## [What is expected]
Exactly the lines from the one containing "OCR this image." through the final line of the listing are to be retyped, and nothing more.

## [Records for processing]
>> START
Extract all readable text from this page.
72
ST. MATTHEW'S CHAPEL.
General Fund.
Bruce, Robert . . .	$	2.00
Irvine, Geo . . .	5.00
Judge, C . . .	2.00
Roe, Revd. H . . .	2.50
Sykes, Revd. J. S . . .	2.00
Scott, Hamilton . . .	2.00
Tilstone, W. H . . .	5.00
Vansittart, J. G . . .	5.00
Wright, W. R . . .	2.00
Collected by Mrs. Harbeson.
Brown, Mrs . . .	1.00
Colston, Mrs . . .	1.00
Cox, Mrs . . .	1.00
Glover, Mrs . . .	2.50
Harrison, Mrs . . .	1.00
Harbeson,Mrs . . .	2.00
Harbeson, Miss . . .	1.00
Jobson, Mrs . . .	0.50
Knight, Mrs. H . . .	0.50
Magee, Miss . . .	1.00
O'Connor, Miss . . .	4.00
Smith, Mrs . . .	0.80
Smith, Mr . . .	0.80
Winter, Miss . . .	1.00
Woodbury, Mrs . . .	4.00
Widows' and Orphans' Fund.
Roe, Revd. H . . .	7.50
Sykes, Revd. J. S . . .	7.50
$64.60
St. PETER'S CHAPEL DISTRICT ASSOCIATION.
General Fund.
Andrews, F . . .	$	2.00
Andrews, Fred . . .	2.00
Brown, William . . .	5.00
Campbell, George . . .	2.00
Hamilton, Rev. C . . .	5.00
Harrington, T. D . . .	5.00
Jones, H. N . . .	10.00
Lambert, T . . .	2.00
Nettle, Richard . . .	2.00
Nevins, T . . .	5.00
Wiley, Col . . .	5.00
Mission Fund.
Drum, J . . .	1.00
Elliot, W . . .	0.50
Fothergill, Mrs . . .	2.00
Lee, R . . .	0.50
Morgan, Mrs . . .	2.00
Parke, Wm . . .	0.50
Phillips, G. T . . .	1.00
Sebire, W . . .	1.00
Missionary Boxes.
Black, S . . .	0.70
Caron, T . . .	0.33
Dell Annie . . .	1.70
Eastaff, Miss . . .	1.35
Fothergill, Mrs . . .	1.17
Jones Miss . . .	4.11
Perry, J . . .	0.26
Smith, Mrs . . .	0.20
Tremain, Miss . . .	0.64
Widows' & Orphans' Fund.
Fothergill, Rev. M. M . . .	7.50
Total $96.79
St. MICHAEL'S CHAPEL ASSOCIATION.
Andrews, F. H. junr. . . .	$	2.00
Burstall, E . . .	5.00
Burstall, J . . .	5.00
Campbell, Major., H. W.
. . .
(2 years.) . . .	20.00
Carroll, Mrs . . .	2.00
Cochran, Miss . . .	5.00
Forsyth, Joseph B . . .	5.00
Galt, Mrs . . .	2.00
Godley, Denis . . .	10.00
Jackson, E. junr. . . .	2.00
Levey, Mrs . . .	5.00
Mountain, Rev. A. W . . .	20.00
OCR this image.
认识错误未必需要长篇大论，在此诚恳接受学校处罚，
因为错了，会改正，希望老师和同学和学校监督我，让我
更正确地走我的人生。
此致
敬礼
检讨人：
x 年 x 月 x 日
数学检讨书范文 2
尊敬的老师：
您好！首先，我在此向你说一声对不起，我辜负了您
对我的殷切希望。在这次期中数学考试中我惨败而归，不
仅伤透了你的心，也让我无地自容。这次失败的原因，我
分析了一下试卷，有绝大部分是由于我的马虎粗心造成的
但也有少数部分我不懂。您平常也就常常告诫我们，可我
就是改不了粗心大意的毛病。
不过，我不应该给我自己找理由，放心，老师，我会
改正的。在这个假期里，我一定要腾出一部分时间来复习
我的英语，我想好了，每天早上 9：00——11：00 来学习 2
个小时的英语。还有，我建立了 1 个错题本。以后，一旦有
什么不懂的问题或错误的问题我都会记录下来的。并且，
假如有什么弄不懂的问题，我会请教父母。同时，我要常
>> END
## [The response]
OCR this image.
认识错误未必需要长篇大论，在此诚恳接受学校处罚，
因为错了，会改正，希望老师和同学和学校监督我，让我
更正确地走我的人生。
此致
敬礼
检讨人：
x 年 x 月 x 日
数学检讨书范文 2
尊敬的老师：
您好！首先，我在此向你说一声对不起，我辜负了您
对我的殷切希望。在这次期中数学考试中我惨败而归，不
仅伤透了你的心，也让我无地自容。这次失败的原因，我
分析了一下试卷，有绝大部分是由于我的马虎粗心造成的
但也有少数部分我不懂。您平常也就常常告诫我们，可我
就是改不了粗心大意的毛病。
不过，我不应该给我自己找理由，放心，老师，我会
改正的。在这个假期里，我一定要腾出一部分时间来复习
我的英语，我想好了，每天早上 9：00——11：00 来学习 2
个小时的英语。还有，我建立了 1 个错题本。以后，一旦有
什么不懂的问题或错误的问题我都会记录下来的。并且，
假如有什么弄不懂的问题，我会请教父母。同时，我要常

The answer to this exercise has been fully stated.